Given request:
Go through the entries below and pick out every line with "name".

┌──

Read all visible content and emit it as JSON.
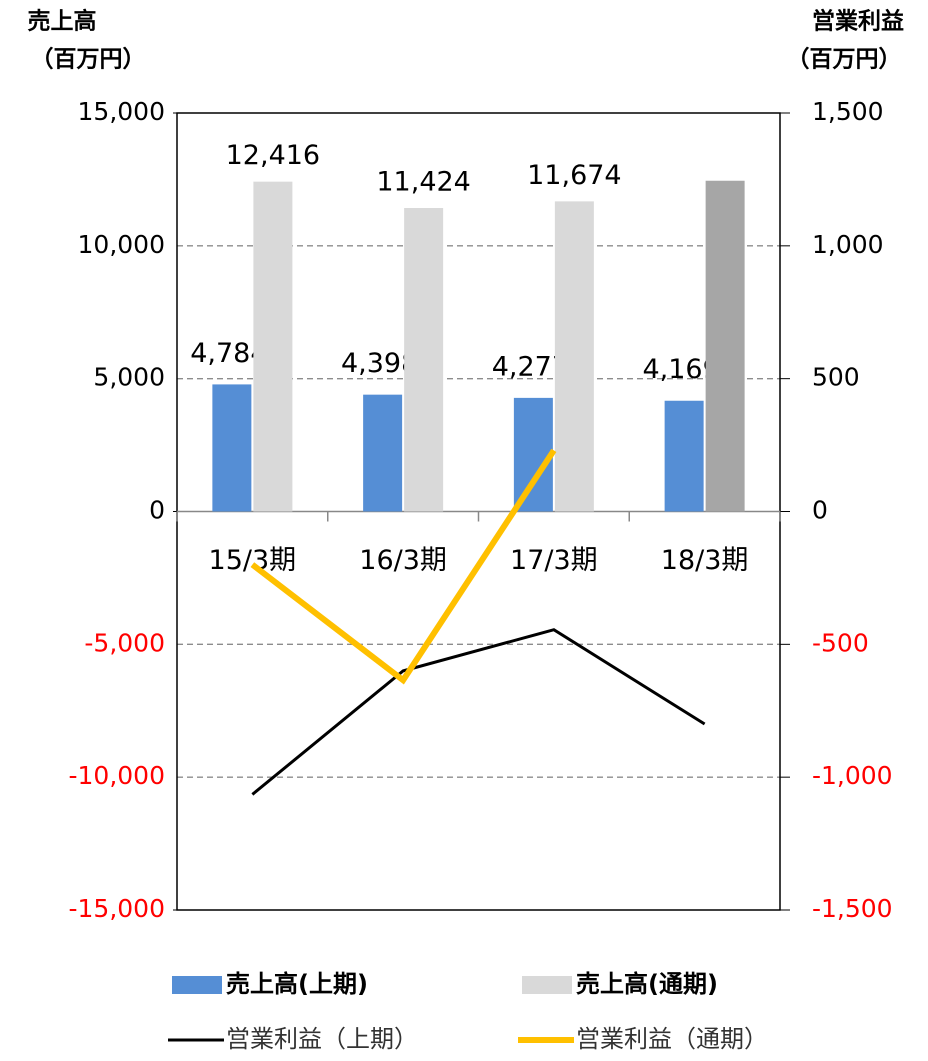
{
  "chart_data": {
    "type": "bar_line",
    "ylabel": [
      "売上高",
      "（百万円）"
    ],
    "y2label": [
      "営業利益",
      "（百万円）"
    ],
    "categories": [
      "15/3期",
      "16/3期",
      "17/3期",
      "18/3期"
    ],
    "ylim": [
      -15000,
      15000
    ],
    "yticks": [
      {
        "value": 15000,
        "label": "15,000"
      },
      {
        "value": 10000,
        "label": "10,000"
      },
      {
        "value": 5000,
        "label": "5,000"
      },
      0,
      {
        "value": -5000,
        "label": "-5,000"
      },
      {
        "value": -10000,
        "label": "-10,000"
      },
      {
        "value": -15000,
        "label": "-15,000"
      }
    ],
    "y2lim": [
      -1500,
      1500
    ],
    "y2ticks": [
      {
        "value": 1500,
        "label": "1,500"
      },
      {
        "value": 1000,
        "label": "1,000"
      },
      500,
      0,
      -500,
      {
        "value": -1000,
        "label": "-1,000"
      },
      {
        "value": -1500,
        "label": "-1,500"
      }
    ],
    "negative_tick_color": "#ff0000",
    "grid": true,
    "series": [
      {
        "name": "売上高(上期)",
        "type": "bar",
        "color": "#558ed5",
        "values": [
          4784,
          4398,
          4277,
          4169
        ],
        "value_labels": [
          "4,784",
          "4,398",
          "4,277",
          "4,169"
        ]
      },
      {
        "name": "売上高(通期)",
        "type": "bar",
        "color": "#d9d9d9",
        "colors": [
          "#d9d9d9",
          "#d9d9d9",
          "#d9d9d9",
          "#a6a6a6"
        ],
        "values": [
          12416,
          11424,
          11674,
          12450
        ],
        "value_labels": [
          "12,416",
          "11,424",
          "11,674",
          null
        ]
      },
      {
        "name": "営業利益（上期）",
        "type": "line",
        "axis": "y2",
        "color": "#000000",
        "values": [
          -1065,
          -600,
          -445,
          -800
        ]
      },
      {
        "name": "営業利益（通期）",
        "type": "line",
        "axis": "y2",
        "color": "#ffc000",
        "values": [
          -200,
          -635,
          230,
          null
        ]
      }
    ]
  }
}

└──

Solution to this problem:
        "name": "売上高(上期)",
        "name": "売上高(通期)",
        "name": "営業利益（上期）",
        "name": "営業利益（通期）",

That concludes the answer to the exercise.